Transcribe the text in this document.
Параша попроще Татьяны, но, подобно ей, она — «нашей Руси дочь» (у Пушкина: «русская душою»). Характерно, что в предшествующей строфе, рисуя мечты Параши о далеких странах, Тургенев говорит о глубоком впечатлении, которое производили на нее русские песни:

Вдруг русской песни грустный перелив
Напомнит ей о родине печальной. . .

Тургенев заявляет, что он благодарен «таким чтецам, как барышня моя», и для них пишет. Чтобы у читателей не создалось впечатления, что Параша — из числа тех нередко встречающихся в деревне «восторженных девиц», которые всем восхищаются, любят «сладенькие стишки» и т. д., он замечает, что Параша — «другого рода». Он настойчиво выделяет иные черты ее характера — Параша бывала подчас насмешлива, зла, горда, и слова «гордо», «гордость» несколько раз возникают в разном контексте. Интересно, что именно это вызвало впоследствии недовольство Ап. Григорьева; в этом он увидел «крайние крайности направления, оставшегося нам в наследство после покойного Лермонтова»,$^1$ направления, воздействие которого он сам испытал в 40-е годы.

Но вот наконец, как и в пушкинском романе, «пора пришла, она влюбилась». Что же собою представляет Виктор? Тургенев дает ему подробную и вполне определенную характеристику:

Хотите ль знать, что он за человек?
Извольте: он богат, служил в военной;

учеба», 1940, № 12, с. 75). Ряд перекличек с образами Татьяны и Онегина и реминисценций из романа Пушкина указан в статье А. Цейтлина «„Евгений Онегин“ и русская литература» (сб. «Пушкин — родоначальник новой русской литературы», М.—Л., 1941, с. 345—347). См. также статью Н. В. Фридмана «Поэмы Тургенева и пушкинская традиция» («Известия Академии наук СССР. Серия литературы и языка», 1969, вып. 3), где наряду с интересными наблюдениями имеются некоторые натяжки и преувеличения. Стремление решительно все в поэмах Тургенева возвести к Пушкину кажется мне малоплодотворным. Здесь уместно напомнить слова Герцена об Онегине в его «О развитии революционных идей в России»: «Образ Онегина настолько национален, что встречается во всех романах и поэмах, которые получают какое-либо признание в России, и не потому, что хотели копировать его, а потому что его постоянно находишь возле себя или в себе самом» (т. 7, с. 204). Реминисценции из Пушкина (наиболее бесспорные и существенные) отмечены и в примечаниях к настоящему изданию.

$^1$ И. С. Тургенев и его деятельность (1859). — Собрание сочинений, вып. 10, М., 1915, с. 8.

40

PROBLEM DETAILS. Print the material once more, exactly.

THE COMPLETED TASK.
Transcribe the text in this document.
Параша попроще Татьяны, но, подобно ей, она — «нашей Руси дочь» (у Пушкина: «русская душою»). Характерно, что в предшествующей строфе, рисуя мечты Параши о далеких странах, Тургенев говорит о глубоком впечатлении, которое производили на нее русские песни:

Вдруг русской песни грустный перелив
Напомнит ей о родине печальной. . .

Тургенев заявляет, что он благодарен «таким чтецам, как барышня моя», и для них пишет. Чтобы у читателей не создалось впечатления, что Параша — из числа тех нередко встречающихся в деревне «восторженных девиц», которые всем восхищаются, любят «сладенькие стишки» и т. д., он замечает, что Параша — «другого рода». Он настойчиво выделяет иные черты ее характера — Параша бывала подчас насмешлива, зла, горда, и слова «гордо», «гордость» несколько раз возникают в разном контексте. Интересно, что именно это вызвало впоследствии недовольство Ап. Григорьева; в этом он увидел «крайние крайности направления, оставшегося нам в наследство после покойного Лермонтова»,$^1$ направления, воздействие которого он сам испытал в 40-е годы.

Но вот наконец, как и в пушкинском романе, «пора пришла, она влюбилась». Что же собою представляет Виктор? Тургенев дает ему подробную и вполне определенную характеристику:

Хотите ль знать, что он за человек?
Извольте: он богат, служил в военной;

учеба», 1940, № 12, с. 75). Ряд перекличек с образами Татьяны и Онегина и реминисценций из романа Пушкина указан в статье А. Цейтлина «„Евгений Онегин“ и русская литература» (сб. «Пушкин — родоначальник новой русской литературы», М.—Л., 1941, с. 345—347). См. также статью Н. В. Фридмана «Поэмы Тургенева и пушкинская традиция» («Известия Академии наук СССР. Серия литературы и языка», 1969, вып. 3), где наряду с интересными наблюдениями имеются некоторые натяжки и преувеличения. Стремление решительно все в поэмах Тургенева возвести к Пушкину кажется мне малоплодотворным. Здесь уместно напомнить слова Герцена об Онегине в его «О развитии революционных идей в России»: «Образ Онегина настолько национален, что встречается во всех романах и поэмах, которые получают какое-либо признание в России, и не потому, что хотели копировать его, а потому что его постоянно находишь возле себя или в себе самом» (т. 7, с. 204). Реминисценции из Пушкина (наиболее бесспорные и существенные) отмечены и в примечаниях к настоящему изданию.

$^1$ И. С. Тургенев и его деятельность (1859). — Собрание сочинений, вып. 10, М., 1915, с. 8.

40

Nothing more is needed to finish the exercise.